TASK TO COMPLETE: Output the data below in full, byte for byte. Nothing may differ.

PROVIDED DATA:
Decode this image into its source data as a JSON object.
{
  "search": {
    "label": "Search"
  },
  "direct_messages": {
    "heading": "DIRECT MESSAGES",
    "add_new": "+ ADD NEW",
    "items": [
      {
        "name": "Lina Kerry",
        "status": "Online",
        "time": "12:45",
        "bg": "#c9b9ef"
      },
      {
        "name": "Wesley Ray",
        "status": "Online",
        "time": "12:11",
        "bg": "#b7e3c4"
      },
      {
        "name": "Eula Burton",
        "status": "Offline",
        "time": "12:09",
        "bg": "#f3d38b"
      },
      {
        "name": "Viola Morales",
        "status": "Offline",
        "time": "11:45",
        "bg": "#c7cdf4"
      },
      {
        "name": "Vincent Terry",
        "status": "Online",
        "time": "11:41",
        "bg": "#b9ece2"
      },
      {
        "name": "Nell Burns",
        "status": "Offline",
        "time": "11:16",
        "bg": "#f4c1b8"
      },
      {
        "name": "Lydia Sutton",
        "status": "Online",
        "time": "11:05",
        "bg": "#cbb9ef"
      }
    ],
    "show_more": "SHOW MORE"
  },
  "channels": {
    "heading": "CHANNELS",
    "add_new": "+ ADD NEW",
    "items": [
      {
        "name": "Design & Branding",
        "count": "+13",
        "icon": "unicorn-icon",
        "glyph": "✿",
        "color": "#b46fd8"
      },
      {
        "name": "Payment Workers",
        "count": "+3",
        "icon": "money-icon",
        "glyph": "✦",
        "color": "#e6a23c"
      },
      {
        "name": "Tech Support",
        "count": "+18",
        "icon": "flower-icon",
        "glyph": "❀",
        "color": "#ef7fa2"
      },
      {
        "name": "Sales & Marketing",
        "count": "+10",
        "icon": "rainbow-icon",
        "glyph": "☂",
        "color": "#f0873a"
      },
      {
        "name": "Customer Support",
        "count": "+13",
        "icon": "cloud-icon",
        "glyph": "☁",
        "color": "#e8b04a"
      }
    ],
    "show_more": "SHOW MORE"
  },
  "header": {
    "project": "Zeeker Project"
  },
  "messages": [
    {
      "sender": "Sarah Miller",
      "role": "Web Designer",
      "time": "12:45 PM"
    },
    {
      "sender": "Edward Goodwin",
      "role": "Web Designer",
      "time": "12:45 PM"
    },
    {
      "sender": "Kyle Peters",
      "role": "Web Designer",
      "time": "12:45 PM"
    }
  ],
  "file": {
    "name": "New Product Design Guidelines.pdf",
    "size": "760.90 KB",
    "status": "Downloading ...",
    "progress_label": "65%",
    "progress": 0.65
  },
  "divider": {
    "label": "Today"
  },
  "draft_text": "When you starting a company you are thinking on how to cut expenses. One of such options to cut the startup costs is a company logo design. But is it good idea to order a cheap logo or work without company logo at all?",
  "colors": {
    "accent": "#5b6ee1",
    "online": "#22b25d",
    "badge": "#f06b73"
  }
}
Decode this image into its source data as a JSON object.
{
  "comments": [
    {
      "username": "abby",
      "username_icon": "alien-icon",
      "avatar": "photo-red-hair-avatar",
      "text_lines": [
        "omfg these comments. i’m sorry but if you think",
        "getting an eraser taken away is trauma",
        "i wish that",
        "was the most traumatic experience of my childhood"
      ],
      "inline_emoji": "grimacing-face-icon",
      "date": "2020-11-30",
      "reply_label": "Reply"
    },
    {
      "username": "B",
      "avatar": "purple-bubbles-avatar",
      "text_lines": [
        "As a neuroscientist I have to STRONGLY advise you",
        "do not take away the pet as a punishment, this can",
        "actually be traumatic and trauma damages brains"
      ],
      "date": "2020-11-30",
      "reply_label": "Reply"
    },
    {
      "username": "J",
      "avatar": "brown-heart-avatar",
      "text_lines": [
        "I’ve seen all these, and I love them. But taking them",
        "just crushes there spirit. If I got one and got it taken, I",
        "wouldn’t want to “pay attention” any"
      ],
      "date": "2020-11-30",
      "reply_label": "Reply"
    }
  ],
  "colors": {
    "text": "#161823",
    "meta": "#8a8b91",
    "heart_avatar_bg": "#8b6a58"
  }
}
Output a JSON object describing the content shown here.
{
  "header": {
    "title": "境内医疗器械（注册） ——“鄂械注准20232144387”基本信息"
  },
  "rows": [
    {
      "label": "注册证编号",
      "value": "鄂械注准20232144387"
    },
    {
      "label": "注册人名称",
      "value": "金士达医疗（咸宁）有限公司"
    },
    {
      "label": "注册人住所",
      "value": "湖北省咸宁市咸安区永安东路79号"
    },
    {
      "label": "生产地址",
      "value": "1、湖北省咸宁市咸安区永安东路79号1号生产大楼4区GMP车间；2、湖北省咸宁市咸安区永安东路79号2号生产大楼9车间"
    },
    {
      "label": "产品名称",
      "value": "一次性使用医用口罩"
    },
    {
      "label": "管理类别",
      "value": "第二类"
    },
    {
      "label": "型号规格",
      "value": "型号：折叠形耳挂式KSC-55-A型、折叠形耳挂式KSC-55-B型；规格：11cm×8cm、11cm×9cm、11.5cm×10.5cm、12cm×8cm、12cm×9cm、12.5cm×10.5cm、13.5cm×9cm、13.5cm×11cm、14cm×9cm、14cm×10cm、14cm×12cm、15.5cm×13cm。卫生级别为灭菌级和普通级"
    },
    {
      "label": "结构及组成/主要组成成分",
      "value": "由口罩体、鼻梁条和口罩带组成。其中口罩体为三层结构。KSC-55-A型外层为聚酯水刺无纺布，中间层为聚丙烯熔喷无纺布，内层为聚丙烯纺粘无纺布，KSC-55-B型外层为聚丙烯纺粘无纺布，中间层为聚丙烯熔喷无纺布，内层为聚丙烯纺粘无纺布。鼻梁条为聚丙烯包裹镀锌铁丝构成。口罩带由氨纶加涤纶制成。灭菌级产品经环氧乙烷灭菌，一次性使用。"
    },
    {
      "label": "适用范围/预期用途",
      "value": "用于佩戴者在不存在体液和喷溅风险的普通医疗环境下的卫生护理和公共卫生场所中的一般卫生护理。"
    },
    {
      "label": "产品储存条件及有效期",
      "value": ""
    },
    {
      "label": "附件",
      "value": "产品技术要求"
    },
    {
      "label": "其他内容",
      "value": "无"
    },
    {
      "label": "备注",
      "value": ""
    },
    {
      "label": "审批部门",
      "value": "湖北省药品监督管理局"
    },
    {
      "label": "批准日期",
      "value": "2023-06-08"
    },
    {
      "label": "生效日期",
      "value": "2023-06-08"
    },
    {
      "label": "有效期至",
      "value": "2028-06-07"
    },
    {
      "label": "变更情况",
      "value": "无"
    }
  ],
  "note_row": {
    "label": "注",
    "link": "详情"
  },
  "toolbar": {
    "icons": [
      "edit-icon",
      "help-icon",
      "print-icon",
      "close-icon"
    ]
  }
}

WRITTEN SOLUTION:
Decode this image into its source data as a JSON object.
{
  "search": {
    "label": "Search"
  },
  "direct_messages": {
    "heading": "DIRECT MESSAGES",
    "add_new": "+ ADD NEW",
    "items": [
      {
        "name": "Lina Kerry",
        "status": "Online",
        "time": "12:45",
        "bg": "#c9b9ef"
      },
      {
        "name": "Wesley Ray",
        "status": "Online",
        "time": "12:11",
        "bg": "#b7e3c4"
      },
      {
        "name": "Eula Burton",
        "status": "Offline",
        "time": "12:09",
        "bg": "#f3d38b"
      },
      {
        "name": "Viola Morales",
        "status": "Offline",
        "time": "11:45",
        "bg": "#c7cdf4"
      },
      {
        "name": "Vincent Terry",
        "status": "Online",
        "time": "11:41",
        "bg": "#b9ece2"
      },
      {
        "name": "Nell Burns",
        "status": "Offline",
        "time": "11:16",
        "bg": "#f4c1b8"
      },
      {
        "name": "Lydia Sutton",
        "status": "Online",
        "time": "11:05",
        "bg": "#cbb9ef"
      }
    ],
    "show_more": "SHOW MORE"
  },
  "channels": {
    "heading": "CHANNELS",
    "add_new": "+ ADD NEW",
    "items": [
      {
        "name": "Design & Branding",
        "count": "+13",
        "icon": "unicorn-icon",
        "glyph": "✿",
        "color": "#b46fd8"
      },
      {
        "name": "Payment Workers",
        "count": "+3",
        "icon": "money-icon",
        "glyph": "✦",
        "color": "#e6a23c"
      },
      {
        "name": "Tech Support",
        "count": "+18",
        "icon": "flower-icon",
        "glyph": "❀",
        "color": "#ef7fa2"
      },
      {
        "name": "Sales & Marketing",
        "count": "+10",
        "icon": "rainbow-icon",
        "glyph": "☂",
        "color": "#f0873a"
      },
      {
        "name": "Customer Support",
        "count": "+13",
        "icon": "cloud-icon",
        "glyph": "☁",
        "color": "#e8b04a"
      }
    ],
    "show_more": "SHOW MORE"
  },
  "header": {
    "project": "Zeeker Project"
  },
  "messages": [
    {
      "sender": "Sarah Miller",
      "role": "Web Designer",
      "time": "12:45 PM"
    },
    {
      "sender": "Edward Goodwin",
      "role": "Web Designer",
      "time": "12:45 PM"
    },
    {
      "sender": "Kyle Peters",
      "role": "Web Designer",
      "time": "12:45 PM"
    }
  ],
  "file": {
    "name": "New Product Design Guidelines.pdf",
    "size": "760.90 KB",
    "status": "Downloading ...",
    "progress_label": "65%",
    "progress": 0.65
  },
  "divider": {
    "label": "Today"
  },
  "draft_text": "When you starting a company you are thinking on how to cut expenses. One of such options to cut the startup costs is a company logo design. But is it good idea to order a cheap logo or work without company logo at all?",
  "colors": {
    "accent": "#5b6ee1",
    "online": "#22b25d",
    "badge": "#f06b73"
  }
}
Decode this image into its source data as a JSON object.
{
  "comments": [
    {
      "username": "abby",
      "username_icon": "alien-icon",
      "avatar": "photo-red-hair-avatar",
      "text_lines": [
        "omfg these comments. i’m sorry but if you think",
        "getting an eraser taken away is trauma",
        "i wish that",
        "was the most traumatic experience of my childhood"
      ],
      "inline_emoji": "grimacing-face-icon",
      "date": "2020-11-30",
      "reply_label": "Reply"
    },
    {
      "username": "B",
      "avatar": "purple-bubbles-avatar",
      "text_lines": [
        "As a neuroscientist I have to STRONGLY advise you",
        "do not take away the pet as a punishment, this can",
        "actually be traumatic and trauma damages brains"
      ],
      "date": "2020-11-30",
      "reply_label": "Reply"
    },
    {
      "username": "J",
      "avatar": "brown-heart-avatar",
      "text_lines": [
        "I’ve seen all these, and I love them. But taking them",
        "just crushes there spirit. If I got one and got it taken, I",
        "wouldn’t want to “pay attention” any"
      ],
      "date": "2020-11-30",
      "reply_label": "Reply"
    }
  ],
  "colors": {
    "text": "#161823",
    "meta": "#8a8b91",
    "heart_avatar_bg": "#8b6a58"
  }
}
Output a JSON object describing the content shown here.
{
  "header": {
    "title": "境内医疗器械（注册） ——“鄂械注准20232144387”基本信息"
  },
  "rows": [
    {
      "label": "注册证编号",
      "value": "鄂械注准20232144387"
    },
    {
      "label": "注册人名称",
      "value": "金士达医疗（咸宁）有限公司"
    },
    {
      "label": "注册人住所",
      "value": "湖北省咸宁市咸安区永安东路79号"
    },
    {
      "label": "生产地址",
      "value": "1、湖北省咸宁市咸安区永安东路79号1号生产大楼4区GMP车间；2、湖北省咸宁市咸安区永安东路79号2号生产大楼9车间"
    },
    {
      "label": "产品名称",
      "value": "一次性使用医用口罩"
    },
    {
      "label": "管理类别",
      "value": "第二类"
    },
    {
      "label": "型号规格",
      "value": "型号：折叠形耳挂式KSC-55-A型、折叠形耳挂式KSC-55-B型；规格：11cm×8cm、11cm×9cm、11.5cm×10.5cm、12cm×8cm、12cm×9cm、12.5cm×10.5cm、13.5cm×9cm、13.5cm×11cm、14cm×9cm、14cm×10cm、14cm×12cm、15.5cm×13cm。卫生级别为灭菌级和普通级"
    },
    {
      "label": "结构及组成/主要组成成分",
      "value": "由口罩体、鼻梁条和口罩带组成。其中口罩体为三层结构。KSC-55-A型外层为聚酯水刺无纺布，中间层为聚丙烯熔喷无纺布，内层为聚丙烯纺粘无纺布，KSC-55-B型外层为聚丙烯纺粘无纺布，中间层为聚丙烯熔喷无纺布，内层为聚丙烯纺粘无纺布。鼻梁条为聚丙烯包裹镀锌铁丝构成。口罩带由氨纶加涤纶制成。灭菌级产品经环氧乙烷灭菌，一次性使用。"
    },
    {
      "label": "适用范围/预期用途",
      "value": "用于佩戴者在不存在体液和喷溅风险的普通医疗环境下的卫生护理和公共卫生场所中的一般卫生护理。"
    },
    {
      "label": "产品储存条件及有效期",
      "value": ""
    },
    {
      "label": "附件",
      "value": "产品技术要求"
    },
    {
      "label": "其他内容",
      "value": "无"
    },
    {
      "label": "备注",
      "value": ""
    },
    {
      "label": "审批部门",
      "value": "湖北省药品监督管理局"
    },
    {
      "label": "批准日期",
      "value": "2023-06-08"
    },
    {
      "label": "生效日期",
      "value": "2023-06-08"
    },
    {
      "label": "有效期至",
      "value": "2028-06-07"
    },
    {
      "label": "变更情况",
      "value": "无"
    }
  ],
  "note_row": {
    "label": "注",
    "link": "详情"
  },
  "toolbar": {
    "icons": [
      "edit-icon",
      "help-icon",
      "print-icon",
      "close-icon"
    ]
  }
}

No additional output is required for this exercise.